### Entries supplied:
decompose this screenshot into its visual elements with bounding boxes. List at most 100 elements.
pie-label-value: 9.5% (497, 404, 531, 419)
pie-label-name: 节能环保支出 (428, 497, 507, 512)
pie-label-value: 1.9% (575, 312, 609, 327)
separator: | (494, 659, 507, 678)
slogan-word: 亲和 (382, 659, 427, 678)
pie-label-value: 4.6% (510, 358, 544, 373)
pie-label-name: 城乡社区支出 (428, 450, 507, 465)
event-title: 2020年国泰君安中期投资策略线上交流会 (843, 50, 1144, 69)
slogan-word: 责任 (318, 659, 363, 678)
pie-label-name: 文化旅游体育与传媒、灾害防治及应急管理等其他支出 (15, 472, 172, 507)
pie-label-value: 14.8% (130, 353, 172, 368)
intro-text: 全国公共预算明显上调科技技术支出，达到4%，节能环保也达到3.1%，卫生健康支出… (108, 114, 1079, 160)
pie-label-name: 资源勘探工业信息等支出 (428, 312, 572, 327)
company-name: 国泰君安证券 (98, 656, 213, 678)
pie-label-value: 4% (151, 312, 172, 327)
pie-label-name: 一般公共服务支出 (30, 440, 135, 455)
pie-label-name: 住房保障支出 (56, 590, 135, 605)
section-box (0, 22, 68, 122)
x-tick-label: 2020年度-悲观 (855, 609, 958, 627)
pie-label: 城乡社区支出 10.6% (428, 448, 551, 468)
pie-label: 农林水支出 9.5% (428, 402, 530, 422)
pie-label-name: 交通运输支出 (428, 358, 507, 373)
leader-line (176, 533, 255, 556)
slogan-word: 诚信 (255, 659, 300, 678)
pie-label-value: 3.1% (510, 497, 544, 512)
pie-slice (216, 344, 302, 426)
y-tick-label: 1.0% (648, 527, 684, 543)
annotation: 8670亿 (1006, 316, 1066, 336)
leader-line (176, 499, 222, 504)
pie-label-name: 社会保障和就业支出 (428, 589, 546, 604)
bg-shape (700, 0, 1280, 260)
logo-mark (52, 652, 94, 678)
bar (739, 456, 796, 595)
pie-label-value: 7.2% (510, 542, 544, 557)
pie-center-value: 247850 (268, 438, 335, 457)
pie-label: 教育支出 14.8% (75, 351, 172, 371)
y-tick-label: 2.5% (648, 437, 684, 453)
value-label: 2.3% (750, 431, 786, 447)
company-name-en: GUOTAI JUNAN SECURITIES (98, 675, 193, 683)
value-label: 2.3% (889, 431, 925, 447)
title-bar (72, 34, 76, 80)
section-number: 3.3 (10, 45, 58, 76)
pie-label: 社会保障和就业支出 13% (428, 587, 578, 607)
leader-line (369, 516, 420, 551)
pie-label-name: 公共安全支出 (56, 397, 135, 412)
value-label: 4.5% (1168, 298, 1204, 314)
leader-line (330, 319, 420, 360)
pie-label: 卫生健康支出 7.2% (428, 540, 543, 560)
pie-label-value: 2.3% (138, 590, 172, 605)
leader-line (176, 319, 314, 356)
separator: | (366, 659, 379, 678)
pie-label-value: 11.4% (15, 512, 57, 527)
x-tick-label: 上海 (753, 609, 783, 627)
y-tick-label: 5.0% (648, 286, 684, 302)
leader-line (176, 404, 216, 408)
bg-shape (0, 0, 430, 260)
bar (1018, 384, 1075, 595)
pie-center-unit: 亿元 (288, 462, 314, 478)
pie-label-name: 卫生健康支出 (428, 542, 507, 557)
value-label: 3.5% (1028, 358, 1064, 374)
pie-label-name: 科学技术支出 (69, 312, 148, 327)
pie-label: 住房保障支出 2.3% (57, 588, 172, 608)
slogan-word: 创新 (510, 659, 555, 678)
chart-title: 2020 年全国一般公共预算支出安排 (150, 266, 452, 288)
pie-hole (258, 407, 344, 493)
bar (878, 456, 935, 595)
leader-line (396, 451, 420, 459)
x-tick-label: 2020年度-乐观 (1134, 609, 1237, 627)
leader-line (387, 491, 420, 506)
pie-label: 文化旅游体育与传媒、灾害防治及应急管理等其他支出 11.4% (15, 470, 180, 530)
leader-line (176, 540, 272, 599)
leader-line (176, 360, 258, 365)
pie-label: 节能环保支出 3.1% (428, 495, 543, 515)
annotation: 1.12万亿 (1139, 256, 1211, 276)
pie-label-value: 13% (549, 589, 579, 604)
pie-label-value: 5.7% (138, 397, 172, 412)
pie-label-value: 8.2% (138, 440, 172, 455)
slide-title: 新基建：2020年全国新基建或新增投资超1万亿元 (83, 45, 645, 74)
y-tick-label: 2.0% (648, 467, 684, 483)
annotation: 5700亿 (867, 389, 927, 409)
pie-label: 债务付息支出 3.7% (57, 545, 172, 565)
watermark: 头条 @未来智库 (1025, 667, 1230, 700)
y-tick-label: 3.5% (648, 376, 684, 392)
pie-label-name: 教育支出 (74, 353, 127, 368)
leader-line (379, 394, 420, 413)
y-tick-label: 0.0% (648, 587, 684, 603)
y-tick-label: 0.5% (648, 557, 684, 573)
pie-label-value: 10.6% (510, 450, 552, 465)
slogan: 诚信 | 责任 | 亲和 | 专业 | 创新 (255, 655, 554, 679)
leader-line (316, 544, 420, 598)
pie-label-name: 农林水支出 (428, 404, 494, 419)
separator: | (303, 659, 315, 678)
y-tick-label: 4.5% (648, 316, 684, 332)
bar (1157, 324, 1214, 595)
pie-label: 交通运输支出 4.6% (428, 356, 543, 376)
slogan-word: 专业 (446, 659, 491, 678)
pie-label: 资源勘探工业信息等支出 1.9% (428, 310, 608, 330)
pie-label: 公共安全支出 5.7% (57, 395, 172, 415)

### Aim of the task:
Can you copy the entries above verbatim, from their first line through the line containing "114, 1079, 160)", including both ends?

### Solution for this task:
decompose this screenshot into its visual elements with bounding boxes. List at most 100 elements.
pie-label-value: 9.5% (497, 404, 531, 419)
pie-label-name: 节能环保支出 (428, 497, 507, 512)
pie-label-value: 1.9% (575, 312, 609, 327)
separator: | (494, 659, 507, 678)
slogan-word: 亲和 (382, 659, 427, 678)
pie-label-value: 4.6% (510, 358, 544, 373)
pie-label-name: 城乡社区支出 (428, 450, 507, 465)
event-title: 2020年国泰君安中期投资策略线上交流会 (843, 50, 1144, 69)
slogan-word: 责任 (318, 659, 363, 678)
pie-label-name: 文化旅游体育与传媒、灾害防治及应急管理等其他支出 (15, 472, 172, 507)
pie-label-value: 14.8% (130, 353, 172, 368)
intro-text: 全国公共预算明显上调科技技术支出，达到4%，节能环保也达到3.1%，卫生健康支出… (108, 114, 1079, 160)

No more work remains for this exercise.